• **WHAT TO WORK ON**:
Look through the material below for "JSON". Copy every line that contains it.

• **AVAILABLE RECORDS**:
+ + + + + + +
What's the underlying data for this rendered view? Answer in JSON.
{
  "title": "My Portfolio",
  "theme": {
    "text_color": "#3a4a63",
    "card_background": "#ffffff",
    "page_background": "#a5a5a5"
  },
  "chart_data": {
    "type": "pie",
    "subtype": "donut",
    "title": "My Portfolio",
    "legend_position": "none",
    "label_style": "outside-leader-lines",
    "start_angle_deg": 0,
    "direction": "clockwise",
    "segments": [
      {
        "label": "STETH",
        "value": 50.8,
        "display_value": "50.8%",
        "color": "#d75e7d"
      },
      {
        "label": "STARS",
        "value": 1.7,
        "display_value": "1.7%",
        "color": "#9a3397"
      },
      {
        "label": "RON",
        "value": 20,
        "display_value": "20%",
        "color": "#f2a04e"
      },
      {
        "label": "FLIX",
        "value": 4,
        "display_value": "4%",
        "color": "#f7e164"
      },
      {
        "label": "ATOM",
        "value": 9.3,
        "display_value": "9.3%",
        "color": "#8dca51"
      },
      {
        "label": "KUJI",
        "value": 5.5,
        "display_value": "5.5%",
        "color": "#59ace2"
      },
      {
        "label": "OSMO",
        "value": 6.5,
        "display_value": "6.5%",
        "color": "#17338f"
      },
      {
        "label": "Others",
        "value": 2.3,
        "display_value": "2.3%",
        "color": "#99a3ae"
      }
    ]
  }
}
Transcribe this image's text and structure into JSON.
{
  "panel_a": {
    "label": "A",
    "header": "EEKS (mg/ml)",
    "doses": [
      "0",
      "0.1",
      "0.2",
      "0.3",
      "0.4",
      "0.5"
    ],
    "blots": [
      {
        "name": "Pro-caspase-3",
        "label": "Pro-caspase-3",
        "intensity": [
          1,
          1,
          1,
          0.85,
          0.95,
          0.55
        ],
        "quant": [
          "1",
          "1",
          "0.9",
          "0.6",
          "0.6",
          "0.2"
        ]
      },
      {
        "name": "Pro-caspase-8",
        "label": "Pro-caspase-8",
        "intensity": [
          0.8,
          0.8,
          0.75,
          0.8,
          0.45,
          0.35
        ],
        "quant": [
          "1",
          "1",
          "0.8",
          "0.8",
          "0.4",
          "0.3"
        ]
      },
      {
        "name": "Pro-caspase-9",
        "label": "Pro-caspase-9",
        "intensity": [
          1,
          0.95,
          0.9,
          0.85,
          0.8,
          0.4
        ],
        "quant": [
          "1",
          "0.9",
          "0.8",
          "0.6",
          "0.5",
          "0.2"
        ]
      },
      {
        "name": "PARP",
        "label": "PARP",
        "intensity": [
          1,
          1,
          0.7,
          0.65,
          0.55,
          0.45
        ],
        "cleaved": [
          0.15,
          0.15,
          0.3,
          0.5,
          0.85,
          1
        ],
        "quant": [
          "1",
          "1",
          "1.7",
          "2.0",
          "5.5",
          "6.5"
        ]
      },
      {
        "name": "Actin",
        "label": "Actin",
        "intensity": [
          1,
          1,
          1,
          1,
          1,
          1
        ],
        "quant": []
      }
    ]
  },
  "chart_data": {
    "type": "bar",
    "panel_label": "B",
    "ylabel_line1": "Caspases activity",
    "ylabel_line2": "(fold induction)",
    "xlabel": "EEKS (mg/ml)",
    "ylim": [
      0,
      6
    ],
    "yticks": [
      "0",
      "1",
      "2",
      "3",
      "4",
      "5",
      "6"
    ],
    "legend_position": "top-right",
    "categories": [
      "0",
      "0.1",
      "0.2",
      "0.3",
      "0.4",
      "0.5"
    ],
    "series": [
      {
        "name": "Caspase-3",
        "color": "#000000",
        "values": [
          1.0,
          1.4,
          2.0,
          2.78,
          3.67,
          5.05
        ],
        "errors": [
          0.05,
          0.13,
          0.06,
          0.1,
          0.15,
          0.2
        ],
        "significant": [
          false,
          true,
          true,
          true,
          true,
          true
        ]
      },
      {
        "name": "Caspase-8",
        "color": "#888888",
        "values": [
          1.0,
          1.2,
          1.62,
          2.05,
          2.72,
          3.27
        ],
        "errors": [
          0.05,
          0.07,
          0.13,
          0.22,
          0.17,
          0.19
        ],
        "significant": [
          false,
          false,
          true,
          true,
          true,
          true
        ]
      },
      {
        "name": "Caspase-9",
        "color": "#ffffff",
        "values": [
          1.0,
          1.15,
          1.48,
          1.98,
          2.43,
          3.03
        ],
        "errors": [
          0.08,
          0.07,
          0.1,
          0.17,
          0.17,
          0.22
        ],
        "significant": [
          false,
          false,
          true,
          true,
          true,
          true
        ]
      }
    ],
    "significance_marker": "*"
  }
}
+ + + + + + +
• **IN RESPONSE**:
What's the underlying data for this rendered view? Answer in JSON.
Transcribe this image's text and structure into JSON.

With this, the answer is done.